EXCERPT PROVIDED
----
Oh my gosh Deanna, the doctor is a total exception. I was really referring more to people saying “picky eater” all the time in front of their kids. I know how stressful this is. Hope you find some help here!
Thanks, I just feel like I am ALWAYS telling different doctors, and I KNOW he picks up on it because he repeats it later. Maybe I’ll just write a list of those foods he will eat and hand it to them. 🙂 Thank you again!
I have two autistic kids so deanna i hear ya. One thing i have started is i make one of my boys favorites and a new food. My kids a lot of the distaste is because of texture.
Great post! I definitely fall into the trap of #5. I get really frustrated when my son won’t eat, even when offered several choices, and so often try to have him tell me what he wants. I know I shouldn’t give him that much control, but it is hard to resist!
Thanks! I know, it is hard! It will be hard to break the habit at both, for both of you, but if you do his eating will improve in the long run. Good Luck!
What’s funny is when my now 12 year old was about 3 we were eating pizza at my brothers house. Not many people were eating the sausage and mushroom pizza so my brother turned to my daughter “here this is sausage and mushroom, you LIKE it!!” Before that day she was not a fan of mushrooms, but since then she will eat them! They will never be a favorite of hers, but she won’t turn her nose up at them either. All due to the power of suggestion 😉
Great story, thanks for sharing:) It is so true, at times, we really can shape some of the choices our kids make.
It is amazing how many people say that, but I guess that’s how most of us in our generation were raised. It is so hard to raise kids in our culture without associating food with a reward (balloons).
Thanks so much for adding this to the board (and for the comment), I will be sure to follow it!
This is such a great post. I couldn’t agree more about the “clean your plate” one. I have always thought it was weird that we have this idea kids should eat everything they are given. We had it from a waitress the other day in a restaurant. She said to my not yet three year old son, “i’ll give you two balloons if you finish your food”. Er! What! actually i’d rather he stopped when he’s full.
I’m going to pin this to the Sunday Parenting Party Pinterest board (which we use to pin any great parenting posts not just ones that link up).
I LOVE this. Such great advice. So many times children choose to not eat something because a parent or sibling says “I don’t like this!” and children’s preferences change all the time so to say “Oh she doesn’t like “insert food”” only reinforces her dislike instead of encouraging her to try it again! Great post!
Yes, that is totally right! You totally get it! We really do have a big influence over what our children eat. Thank you for the comment and stopping by!
I am a fan of your blog!
----
RECORDED DATA
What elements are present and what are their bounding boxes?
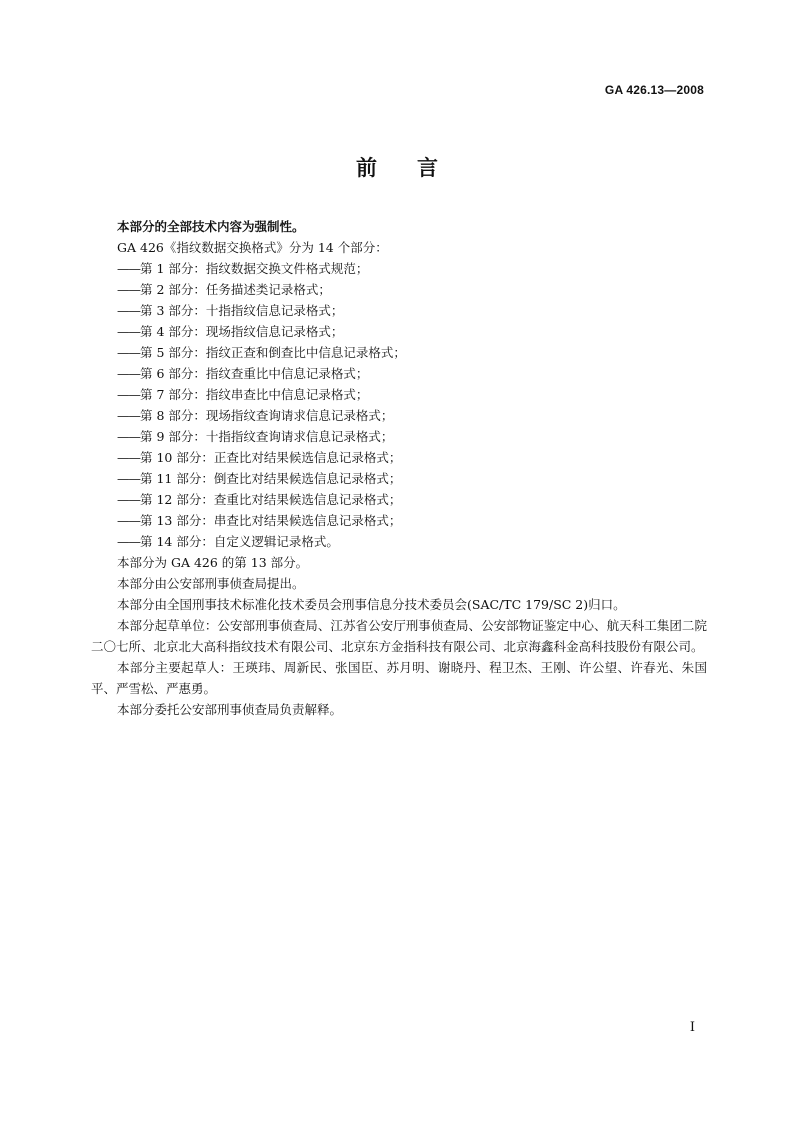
----
WHAT YOU ARE ASKED TO DO
In the comments about children's eating, what did a waitress promise a not-yet-three-year-old boy if he finished his food? This material has no role here.

TASK RESULT
Two balloons.